## Task prompt
Across the entries, how many lines have the string "nehmen" in them? Reply with only a number.
- - - - - - -
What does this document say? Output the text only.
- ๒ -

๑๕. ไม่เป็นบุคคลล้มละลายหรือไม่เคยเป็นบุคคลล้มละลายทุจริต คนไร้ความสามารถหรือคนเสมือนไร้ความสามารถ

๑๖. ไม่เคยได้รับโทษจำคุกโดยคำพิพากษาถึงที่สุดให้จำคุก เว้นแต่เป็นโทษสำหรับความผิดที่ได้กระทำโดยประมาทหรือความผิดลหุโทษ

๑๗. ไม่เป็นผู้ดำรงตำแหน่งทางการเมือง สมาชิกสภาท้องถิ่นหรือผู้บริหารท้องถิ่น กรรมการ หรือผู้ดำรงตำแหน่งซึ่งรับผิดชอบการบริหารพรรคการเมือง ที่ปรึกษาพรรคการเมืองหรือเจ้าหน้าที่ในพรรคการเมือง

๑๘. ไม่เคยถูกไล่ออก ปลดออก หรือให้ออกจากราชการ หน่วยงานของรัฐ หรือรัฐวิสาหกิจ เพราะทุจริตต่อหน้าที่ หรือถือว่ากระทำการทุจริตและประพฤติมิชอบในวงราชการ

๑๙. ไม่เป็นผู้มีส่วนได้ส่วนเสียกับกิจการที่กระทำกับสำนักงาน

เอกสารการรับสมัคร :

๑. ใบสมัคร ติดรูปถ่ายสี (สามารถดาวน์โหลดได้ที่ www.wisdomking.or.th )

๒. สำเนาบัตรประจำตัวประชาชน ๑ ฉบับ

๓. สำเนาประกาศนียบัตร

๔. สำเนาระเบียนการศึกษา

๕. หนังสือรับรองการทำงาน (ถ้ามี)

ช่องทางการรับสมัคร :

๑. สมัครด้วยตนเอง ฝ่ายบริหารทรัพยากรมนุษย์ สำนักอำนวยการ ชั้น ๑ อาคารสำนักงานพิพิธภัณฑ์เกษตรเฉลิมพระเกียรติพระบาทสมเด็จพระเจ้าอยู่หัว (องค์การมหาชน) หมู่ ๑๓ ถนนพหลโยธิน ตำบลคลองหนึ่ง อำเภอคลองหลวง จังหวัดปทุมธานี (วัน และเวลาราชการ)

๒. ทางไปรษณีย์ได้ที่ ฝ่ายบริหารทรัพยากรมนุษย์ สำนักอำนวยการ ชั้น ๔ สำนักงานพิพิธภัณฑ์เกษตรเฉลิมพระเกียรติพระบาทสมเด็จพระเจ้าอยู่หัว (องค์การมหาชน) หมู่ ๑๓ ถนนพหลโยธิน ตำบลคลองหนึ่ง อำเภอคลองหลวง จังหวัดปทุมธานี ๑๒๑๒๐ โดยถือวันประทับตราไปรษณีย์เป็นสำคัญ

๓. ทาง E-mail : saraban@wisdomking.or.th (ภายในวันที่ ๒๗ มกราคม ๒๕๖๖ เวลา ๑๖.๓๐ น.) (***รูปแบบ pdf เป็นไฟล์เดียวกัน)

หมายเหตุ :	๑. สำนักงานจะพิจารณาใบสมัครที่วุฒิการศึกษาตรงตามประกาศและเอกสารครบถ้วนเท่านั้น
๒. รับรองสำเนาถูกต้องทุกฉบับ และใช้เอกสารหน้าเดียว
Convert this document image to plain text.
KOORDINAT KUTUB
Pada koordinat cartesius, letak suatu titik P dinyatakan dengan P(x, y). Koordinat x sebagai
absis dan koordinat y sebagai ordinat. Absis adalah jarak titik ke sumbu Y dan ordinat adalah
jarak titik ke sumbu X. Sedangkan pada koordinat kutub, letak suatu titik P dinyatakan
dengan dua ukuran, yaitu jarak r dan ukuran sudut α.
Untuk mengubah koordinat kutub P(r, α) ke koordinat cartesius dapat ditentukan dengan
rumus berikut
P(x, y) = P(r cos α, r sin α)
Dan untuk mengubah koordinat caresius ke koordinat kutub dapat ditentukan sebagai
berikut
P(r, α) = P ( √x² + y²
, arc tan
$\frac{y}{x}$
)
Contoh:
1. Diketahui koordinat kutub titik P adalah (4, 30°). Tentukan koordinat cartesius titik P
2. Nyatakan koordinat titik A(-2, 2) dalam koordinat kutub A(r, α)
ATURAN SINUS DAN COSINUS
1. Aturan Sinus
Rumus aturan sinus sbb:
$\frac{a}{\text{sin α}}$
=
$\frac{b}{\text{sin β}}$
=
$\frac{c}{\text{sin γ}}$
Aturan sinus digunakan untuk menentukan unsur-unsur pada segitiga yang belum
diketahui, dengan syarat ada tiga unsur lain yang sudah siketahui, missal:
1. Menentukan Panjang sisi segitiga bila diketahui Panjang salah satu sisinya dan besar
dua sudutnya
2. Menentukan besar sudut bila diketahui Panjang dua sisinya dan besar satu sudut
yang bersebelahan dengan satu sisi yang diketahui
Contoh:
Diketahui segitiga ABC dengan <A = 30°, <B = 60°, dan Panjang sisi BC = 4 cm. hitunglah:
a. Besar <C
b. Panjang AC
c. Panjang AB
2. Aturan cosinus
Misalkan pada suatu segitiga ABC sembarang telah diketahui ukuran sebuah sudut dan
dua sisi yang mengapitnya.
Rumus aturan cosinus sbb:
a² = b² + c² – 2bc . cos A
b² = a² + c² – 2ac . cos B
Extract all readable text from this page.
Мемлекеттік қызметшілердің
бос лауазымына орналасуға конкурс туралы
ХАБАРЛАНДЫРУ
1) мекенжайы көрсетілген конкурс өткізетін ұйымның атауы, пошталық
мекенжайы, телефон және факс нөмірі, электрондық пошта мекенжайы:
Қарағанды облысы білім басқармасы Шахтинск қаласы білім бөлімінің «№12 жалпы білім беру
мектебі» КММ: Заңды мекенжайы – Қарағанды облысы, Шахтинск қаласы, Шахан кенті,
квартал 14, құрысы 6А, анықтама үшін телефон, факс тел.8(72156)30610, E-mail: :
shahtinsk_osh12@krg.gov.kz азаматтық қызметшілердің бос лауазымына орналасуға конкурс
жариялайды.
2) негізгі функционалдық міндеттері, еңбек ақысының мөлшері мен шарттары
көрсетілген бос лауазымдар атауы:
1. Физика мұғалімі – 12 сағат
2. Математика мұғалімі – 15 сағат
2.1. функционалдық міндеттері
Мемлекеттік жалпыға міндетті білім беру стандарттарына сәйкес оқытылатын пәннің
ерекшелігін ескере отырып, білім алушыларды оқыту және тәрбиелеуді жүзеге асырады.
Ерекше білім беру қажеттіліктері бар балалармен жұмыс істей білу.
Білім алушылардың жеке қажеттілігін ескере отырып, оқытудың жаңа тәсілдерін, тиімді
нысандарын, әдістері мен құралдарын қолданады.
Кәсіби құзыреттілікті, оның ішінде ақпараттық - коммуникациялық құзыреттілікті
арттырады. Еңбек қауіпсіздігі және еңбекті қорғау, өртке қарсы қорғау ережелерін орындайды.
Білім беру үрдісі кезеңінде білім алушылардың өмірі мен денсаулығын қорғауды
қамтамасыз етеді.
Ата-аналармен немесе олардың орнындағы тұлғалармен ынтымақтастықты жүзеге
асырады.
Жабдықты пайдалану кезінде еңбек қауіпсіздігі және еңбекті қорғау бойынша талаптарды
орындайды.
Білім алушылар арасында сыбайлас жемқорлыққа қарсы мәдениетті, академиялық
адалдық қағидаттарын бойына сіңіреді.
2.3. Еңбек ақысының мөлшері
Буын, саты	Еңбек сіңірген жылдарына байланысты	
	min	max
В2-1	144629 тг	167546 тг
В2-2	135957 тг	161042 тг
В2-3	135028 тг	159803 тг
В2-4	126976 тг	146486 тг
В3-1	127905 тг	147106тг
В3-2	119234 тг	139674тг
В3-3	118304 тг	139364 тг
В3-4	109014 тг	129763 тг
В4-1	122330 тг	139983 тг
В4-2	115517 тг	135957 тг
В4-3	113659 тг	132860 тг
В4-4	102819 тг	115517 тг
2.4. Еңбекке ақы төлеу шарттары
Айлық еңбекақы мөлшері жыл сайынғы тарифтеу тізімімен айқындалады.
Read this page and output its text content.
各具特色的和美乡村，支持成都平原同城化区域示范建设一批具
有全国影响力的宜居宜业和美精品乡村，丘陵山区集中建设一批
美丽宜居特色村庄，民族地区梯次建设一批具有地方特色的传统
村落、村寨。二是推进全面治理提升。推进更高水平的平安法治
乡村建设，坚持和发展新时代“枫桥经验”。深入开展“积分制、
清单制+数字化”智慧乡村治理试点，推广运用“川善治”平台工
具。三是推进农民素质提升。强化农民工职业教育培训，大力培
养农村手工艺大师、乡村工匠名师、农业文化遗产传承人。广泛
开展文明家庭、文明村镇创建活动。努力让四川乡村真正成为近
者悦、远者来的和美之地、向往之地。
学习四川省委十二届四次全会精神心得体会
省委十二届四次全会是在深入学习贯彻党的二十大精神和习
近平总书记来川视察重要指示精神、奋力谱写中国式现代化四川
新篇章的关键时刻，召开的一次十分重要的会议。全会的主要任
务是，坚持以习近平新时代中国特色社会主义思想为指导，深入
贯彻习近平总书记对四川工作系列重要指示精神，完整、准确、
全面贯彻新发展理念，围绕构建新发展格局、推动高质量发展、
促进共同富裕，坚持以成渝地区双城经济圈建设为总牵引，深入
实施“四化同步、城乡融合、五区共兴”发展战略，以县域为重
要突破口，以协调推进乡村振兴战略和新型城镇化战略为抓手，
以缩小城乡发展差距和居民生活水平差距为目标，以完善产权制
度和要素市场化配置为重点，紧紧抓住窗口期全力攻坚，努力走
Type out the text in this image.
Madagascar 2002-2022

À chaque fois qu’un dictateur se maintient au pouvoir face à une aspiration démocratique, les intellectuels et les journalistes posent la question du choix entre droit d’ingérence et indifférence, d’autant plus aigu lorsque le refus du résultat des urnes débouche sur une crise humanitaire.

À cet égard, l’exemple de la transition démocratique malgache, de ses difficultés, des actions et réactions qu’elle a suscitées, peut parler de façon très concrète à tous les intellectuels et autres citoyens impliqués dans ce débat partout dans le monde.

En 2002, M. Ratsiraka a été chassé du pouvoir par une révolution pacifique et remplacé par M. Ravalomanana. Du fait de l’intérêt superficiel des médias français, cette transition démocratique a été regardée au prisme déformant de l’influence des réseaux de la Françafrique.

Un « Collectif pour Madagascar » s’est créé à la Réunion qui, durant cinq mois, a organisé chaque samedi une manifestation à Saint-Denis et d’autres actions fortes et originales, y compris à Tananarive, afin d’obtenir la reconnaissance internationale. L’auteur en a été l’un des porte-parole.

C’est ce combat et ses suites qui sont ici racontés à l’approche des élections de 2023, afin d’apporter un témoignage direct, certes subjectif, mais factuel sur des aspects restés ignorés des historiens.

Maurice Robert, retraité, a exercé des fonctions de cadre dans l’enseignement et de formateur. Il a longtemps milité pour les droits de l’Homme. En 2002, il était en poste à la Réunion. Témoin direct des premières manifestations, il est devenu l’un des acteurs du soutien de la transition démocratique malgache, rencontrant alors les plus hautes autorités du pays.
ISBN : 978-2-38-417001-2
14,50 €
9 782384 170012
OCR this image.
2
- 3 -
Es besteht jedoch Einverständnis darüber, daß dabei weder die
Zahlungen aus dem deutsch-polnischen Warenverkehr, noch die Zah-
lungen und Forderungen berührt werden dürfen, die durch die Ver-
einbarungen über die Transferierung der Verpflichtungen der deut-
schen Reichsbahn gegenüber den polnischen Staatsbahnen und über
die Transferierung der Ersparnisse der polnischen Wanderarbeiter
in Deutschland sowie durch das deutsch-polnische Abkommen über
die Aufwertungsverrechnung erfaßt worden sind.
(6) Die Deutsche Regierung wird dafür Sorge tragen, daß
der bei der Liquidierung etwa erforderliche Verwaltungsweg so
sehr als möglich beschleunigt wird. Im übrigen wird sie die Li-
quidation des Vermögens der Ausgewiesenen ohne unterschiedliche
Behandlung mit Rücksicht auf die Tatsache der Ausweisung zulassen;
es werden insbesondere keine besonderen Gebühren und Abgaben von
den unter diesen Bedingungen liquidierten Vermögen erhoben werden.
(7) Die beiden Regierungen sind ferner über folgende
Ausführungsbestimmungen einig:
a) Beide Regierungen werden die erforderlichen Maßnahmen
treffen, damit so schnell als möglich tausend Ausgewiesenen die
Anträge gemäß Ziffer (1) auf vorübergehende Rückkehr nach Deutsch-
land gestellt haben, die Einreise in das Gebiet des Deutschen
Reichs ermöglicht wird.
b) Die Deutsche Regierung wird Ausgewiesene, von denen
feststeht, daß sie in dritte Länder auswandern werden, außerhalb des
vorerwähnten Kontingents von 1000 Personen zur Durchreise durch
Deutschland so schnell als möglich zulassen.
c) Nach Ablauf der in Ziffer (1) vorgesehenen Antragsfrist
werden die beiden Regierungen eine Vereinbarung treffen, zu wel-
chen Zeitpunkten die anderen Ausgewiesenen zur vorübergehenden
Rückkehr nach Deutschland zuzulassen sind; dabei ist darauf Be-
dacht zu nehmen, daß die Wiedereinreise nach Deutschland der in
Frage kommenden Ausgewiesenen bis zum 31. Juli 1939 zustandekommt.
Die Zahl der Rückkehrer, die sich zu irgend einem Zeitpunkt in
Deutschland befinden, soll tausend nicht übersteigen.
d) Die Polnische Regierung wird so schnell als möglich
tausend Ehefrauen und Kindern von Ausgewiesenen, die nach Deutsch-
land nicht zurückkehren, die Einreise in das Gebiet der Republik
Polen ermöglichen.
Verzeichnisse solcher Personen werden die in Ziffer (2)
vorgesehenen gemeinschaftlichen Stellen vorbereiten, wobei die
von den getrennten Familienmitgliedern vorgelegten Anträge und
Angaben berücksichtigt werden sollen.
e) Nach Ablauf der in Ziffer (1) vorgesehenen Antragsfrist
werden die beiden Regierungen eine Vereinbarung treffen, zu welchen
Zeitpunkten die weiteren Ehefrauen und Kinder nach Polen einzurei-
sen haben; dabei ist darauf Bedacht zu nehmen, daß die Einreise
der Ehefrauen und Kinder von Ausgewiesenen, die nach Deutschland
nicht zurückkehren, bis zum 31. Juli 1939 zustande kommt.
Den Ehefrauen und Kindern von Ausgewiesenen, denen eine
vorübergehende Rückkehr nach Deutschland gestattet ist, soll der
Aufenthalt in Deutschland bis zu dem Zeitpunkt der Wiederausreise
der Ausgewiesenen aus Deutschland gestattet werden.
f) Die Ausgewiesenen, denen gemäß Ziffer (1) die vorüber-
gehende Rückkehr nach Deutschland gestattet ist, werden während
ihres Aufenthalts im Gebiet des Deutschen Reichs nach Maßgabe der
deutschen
- - - - - - -
## Finished exercise
2